Exercise directions -
Lines that hold the word "screenshot" should be located and copied.

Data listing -
BEGIN

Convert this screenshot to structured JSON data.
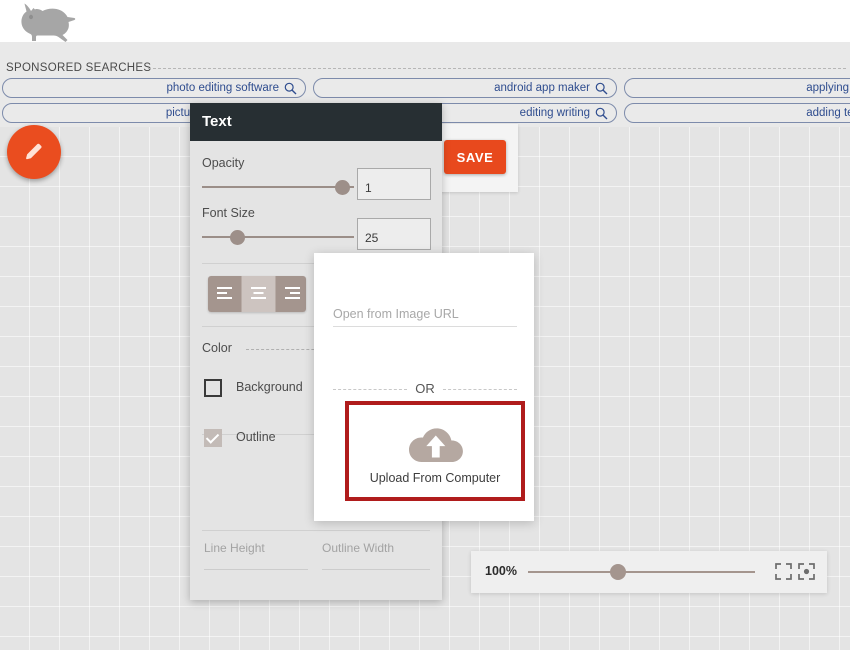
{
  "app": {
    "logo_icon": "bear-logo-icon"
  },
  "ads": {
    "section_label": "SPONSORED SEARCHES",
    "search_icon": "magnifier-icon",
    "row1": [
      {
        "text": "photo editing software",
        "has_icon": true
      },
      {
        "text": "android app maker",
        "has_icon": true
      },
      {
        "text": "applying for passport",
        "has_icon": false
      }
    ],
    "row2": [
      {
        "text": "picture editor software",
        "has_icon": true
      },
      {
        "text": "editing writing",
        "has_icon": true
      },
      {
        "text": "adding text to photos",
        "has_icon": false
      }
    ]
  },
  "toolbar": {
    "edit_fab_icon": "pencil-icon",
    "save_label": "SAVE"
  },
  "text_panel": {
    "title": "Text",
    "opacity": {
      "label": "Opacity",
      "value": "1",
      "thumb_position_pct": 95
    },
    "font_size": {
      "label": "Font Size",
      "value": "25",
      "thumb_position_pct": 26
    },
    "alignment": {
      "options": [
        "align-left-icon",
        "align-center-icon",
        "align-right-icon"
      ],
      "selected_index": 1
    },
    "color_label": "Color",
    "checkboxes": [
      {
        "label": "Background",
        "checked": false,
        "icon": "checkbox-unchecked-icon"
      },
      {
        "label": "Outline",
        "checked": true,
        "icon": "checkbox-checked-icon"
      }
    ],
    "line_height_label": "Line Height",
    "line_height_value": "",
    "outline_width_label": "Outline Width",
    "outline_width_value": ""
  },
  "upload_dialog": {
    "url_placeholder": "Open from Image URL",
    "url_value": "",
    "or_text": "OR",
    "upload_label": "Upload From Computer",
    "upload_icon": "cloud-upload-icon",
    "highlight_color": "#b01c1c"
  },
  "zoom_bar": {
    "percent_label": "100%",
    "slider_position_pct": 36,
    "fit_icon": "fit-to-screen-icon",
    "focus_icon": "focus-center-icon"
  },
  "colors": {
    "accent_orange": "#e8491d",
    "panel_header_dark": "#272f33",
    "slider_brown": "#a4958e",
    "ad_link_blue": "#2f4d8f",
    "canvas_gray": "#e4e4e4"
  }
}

END
BEGIN

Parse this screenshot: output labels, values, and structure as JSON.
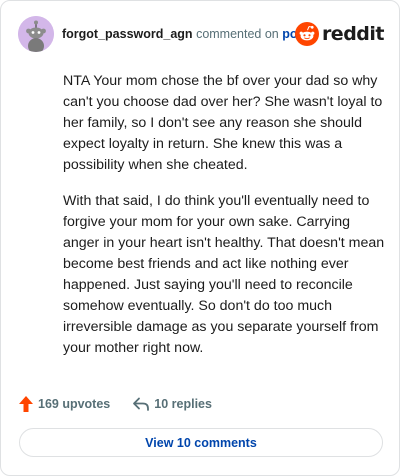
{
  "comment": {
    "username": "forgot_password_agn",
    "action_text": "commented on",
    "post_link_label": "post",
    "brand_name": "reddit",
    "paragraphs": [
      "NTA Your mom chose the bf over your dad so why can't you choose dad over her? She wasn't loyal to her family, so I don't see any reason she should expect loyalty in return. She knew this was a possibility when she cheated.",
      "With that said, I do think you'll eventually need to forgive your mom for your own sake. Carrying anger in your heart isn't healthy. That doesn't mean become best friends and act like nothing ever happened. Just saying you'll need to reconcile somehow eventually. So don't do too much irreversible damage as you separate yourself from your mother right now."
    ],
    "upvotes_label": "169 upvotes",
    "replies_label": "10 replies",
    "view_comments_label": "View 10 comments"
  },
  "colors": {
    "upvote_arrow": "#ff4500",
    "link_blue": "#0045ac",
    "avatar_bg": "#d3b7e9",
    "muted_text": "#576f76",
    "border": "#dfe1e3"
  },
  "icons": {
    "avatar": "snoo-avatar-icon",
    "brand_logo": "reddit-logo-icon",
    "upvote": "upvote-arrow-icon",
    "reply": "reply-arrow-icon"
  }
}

END

Result -
Convert this screenshot to structured JSON data.
Parse this screenshot: output labels, values, and structure as JSON.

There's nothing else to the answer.